**What you will do**
Rewrite the lines below as a numbered list, skipping any blank lines and omitting the pictures.

**Record extracts**
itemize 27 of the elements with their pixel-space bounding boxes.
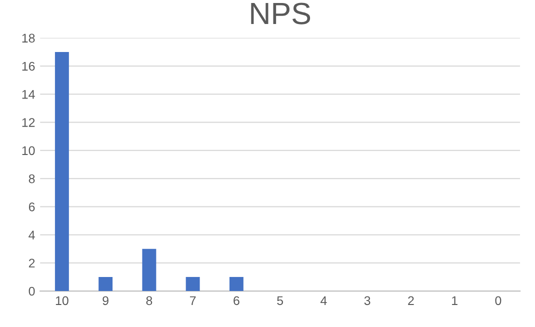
y-tick-label: 16 xyxy=(22,62,35,71)
y-tick-label: 6 xyxy=(28,202,35,212)
x-tick-label: 2 xyxy=(408,296,414,305)
x-tick-label: 3 xyxy=(364,296,370,306)
x-tick-label: 0 xyxy=(495,296,502,306)
x-tick-label: 5 xyxy=(277,296,284,306)
x-tick-label: 6 xyxy=(234,296,240,306)
y-tick-label: 4 xyxy=(28,230,35,240)
y-tick-label: 12 xyxy=(22,118,35,127)
x-tick-label: 4 xyxy=(320,296,327,305)
bar xyxy=(54,52,69,292)
x-tick-label: 10 xyxy=(56,296,68,306)
bar xyxy=(186,276,200,292)
x-tick-label: 8 xyxy=(146,296,152,306)
chart-title: NPS xyxy=(251,2,310,24)
y-tick-label: 14 xyxy=(22,90,35,99)
x-tick-label: 1 xyxy=(452,296,458,305)
y-tick-label: 2 xyxy=(28,258,35,268)
bar xyxy=(98,276,113,292)
y-tick-label: 8 xyxy=(28,174,35,184)
y-tick-label: 18 xyxy=(22,34,35,43)
x-tick-label: 7 xyxy=(190,296,196,305)
y-tick-label: 0 xyxy=(28,286,35,296)
bar xyxy=(229,276,244,292)
bar xyxy=(142,248,156,292)
y-tick-label: 10 xyxy=(22,146,35,156)
x-tick-label: 9 xyxy=(102,296,108,306)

**Exercise answer**
1. itemize 27 of the elements with their pixel-space bounding boxes.
2. y-tick-label: 16 xyxy=(22,62,35,71)
3. y-tick-label: 6 xyxy=(28,202,35,212)
4. x-tick-label: 2 xyxy=(408,296,414,305)
5. x-tick-label: 3 xyxy=(364,296,370,306)
6. x-tick-label: 0 xyxy=(495,296,502,306)
7. x-tick-label: 5 xyxy=(277,296,284,306)
8. x-tick-label: 6 xyxy=(234,296,240,306)
9. y-tick-label: 4 xyxy=(28,230,35,240)
10. y-tick-label: 12 xyxy=(22,118,35,127)
11. x-tick-label: 4 xyxy=(320,296,327,305)
12. bar xyxy=(54,52,69,292)
13. x-tick-label: 10 xyxy=(56,296,68,306)
14. bar xyxy=(186,276,200,292)
15. x-tick-label: 8 xyxy=(146,296,152,306)
16. chart-title: NPS xyxy=(251,2,310,24)
17. y-tick-label: 14 xyxy=(22,90,35,99)
18. x-tick-label: 1 xyxy=(452,296,458,305)
19. y-tick-label: 2 xyxy=(28,258,35,268)
20. bar xyxy=(98,276,113,292)
21. y-tick-label: 8 xyxy=(28,174,35,184)
22. y-tick-label: 18 xyxy=(22,34,35,43)
23. x-tick-label: 7 xyxy=(190,296,196,305)
24. y-tick-label: 0 xyxy=(28,286,35,296)
25. bar xyxy=(229,276,244,292)
26. bar xyxy=(142,248,156,292)
27. y-tick-label: 10 xyxy=(22,146,35,156)
28. x-tick-label: 9 xyxy=(102,296,108,306)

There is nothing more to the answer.